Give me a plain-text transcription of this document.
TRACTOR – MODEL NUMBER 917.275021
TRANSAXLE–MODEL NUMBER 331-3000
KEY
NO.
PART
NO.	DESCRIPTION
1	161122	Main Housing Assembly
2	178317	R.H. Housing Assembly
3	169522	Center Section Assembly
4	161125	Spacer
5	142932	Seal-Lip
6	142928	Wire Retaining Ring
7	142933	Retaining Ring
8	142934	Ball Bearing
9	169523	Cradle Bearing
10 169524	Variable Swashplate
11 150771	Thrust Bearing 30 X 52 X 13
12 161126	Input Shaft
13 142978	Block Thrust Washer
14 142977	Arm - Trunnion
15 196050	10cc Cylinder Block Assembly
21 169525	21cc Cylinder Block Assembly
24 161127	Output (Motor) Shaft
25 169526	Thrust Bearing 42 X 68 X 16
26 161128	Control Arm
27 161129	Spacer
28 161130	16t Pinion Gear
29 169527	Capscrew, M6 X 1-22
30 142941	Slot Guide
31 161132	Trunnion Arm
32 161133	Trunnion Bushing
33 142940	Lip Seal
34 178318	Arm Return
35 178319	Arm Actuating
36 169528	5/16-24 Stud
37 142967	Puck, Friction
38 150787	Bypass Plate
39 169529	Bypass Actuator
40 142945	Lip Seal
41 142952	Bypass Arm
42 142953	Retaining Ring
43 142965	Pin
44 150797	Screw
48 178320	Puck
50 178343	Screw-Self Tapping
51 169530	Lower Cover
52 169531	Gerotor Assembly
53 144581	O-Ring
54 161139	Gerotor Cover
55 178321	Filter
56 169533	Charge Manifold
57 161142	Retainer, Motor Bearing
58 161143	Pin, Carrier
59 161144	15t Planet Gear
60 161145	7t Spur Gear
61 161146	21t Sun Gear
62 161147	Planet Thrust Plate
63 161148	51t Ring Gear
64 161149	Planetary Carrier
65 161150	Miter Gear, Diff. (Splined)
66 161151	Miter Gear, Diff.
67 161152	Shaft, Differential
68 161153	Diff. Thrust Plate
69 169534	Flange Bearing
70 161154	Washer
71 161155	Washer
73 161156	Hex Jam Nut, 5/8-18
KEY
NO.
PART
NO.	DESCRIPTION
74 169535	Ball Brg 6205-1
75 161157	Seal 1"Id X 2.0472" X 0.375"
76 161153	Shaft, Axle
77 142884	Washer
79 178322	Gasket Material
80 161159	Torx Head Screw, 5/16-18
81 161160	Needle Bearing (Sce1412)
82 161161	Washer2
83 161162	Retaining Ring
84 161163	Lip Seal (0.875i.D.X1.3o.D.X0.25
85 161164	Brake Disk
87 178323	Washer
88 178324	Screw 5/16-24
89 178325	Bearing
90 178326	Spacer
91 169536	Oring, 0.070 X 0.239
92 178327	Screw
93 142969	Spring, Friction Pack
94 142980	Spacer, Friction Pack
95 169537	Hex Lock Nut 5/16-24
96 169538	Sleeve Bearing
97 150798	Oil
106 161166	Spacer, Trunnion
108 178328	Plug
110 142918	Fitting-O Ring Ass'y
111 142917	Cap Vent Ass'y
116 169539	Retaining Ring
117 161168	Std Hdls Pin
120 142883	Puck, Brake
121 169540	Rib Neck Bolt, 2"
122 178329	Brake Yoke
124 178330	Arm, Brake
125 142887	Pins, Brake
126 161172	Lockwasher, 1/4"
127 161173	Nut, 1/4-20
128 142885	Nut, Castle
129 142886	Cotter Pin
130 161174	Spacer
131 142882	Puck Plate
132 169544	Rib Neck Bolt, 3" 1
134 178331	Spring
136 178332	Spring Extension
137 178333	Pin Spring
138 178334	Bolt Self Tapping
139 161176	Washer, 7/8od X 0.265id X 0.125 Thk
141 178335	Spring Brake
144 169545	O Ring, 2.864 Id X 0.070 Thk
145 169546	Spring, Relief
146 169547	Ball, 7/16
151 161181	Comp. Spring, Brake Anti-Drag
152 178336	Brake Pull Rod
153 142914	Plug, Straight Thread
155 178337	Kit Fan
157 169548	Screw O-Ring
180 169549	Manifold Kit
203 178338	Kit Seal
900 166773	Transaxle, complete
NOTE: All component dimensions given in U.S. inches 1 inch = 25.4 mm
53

######

Above are the records; copy all of them exactly.

Give me a plain-text transcription of this document.
TRACTOR – MODEL NUMBER 917.275021
TRANSAXLE–MODEL NUMBER 331-3000
KEY
NO.
PART
NO.	DESCRIPTION
1	161122	Main Housing Assembly
2	178317	R.H. Housing Assembly
3	169522	Center Section Assembly
4	161125	Spacer
5	142932	Seal-Lip
6	142928	Wire Retaining Ring
7	142933	Retaining Ring
8	142934	Ball Bearing
9	169523	Cradle Bearing
10 169524	Variable Swashplate
11 150771	Thrust Bearing 30 X 52 X 13
12 161126	Input Shaft
13 142978	Block Thrust Washer
14 142977	Arm - Trunnion
15 196050	10cc Cylinder Block Assembly
21 169525	21cc Cylinder Block Assembly
24 161127	Output (Motor) Shaft
25 169526	Thrust Bearing 42 X 68 X 16
26 161128	Control Arm
27 161129	Spacer
28 161130	16t Pinion Gear
29 169527	Capscrew, M6 X 1-22
30 142941	Slot Guide
31 161132	Trunnion Arm
32 161133	Trunnion Bushing
33 142940	Lip Seal
34 178318	Arm Return
35 178319	Arm Actuating
36 169528	5/16-24 Stud
37 142967	Puck, Friction
38 150787	Bypass Plate
39 169529	Bypass Actuator
40 142945	Lip Seal
41 142952	Bypass Arm
42 142953	Retaining Ring
43 142965	Pin
44 150797	Screw
48 178320	Puck
50 178343	Screw-Self Tapping
51 169530	Lower Cover
52 169531	Gerotor Assembly
53 144581	O-Ring
54 161139	Gerotor Cover
55 178321	Filter
56 169533	Charge Manifold
57 161142	Retainer, Motor Bearing
58 161143	Pin, Carrier
59 161144	15t Planet Gear
60 161145	7t Spur Gear
61 161146	21t Sun Gear
62 161147	Planet Thrust Plate
63 161148	51t Ring Gear
64 161149	Planetary Carrier
65 161150	Miter Gear, Diff. (Splined)
66 161151	Miter Gear, Diff.
67 161152	Shaft, Differential
68 161153	Diff. Thrust Plate
69 169534	Flange Bearing
70 161154	Washer
71 161155	Washer
73 161156	Hex Jam Nut, 5/8-18
KEY
NO.
PART
NO.	DESCRIPTION
74 169535	Ball Brg 6205-1
75 161157	Seal 1"Id X 2.0472" X 0.375"
76 161153	Shaft, Axle
77 142884	Washer
79 178322	Gasket Material
80 161159	Torx Head Screw, 5/16-18
81 161160	Needle Bearing (Sce1412)
82 161161	Washer2
83 161162	Retaining Ring
84 161163	Lip Seal (0.875i.D.X1.3o.D.X0.25
85 161164	Brake Disk
87 178323	Washer
88 178324	Screw 5/16-24
89 178325	Bearing
90 178326	Spacer
91 169536	Oring, 0.070 X 0.239
92 178327	Screw
93 142969	Spring, Friction Pack
94 142980	Spacer, Friction Pack
95 169537	Hex Lock Nut 5/16-24
96 169538	Sleeve Bearing
97 150798	Oil
106 161166	Spacer, Trunnion
108 178328	Plug
110 142918	Fitting-O Ring Ass'y
111 142917	Cap Vent Ass'y
116 169539	Retaining Ring
117 161168	Std Hdls Pin
120 142883	Puck, Brake
121 169540	Rib Neck Bolt, 2"
122 178329	Brake Yoke
124 178330	Arm, Brake
125 142887	Pins, Brake
126 161172	Lockwasher, 1/4"
127 161173	Nut, 1/4-20
128 142885	Nut, Castle
129 142886	Cotter Pin
130 161174	Spacer
131 142882	Puck Plate
132 169544	Rib Neck Bolt, 3" 1
134 178331	Spring
136 178332	Spring Extension
137 178333	Pin Spring
138 178334	Bolt Self Tapping
139 161176	Washer, 7/8od X 0.265id X 0.125 Thk
141 178335	Spring Brake
144 169545	O Ring, 2.864 Id X 0.070 Thk
145 169546	Spring, Relief
146 169547	Ball, 7/16
151 161181	Comp. Spring, Brake Anti-Drag
152 178336	Brake Pull Rod
153 142914	Plug, Straight Thread
155 178337	Kit Fan
157 169548	Screw O-Ring
180 169549	Manifold Kit
203 178338	Kit Seal
900 166773	Transaxle, complete
NOTE: All component dimensions given in U.S. inches 1 inch = 25.4 mm
53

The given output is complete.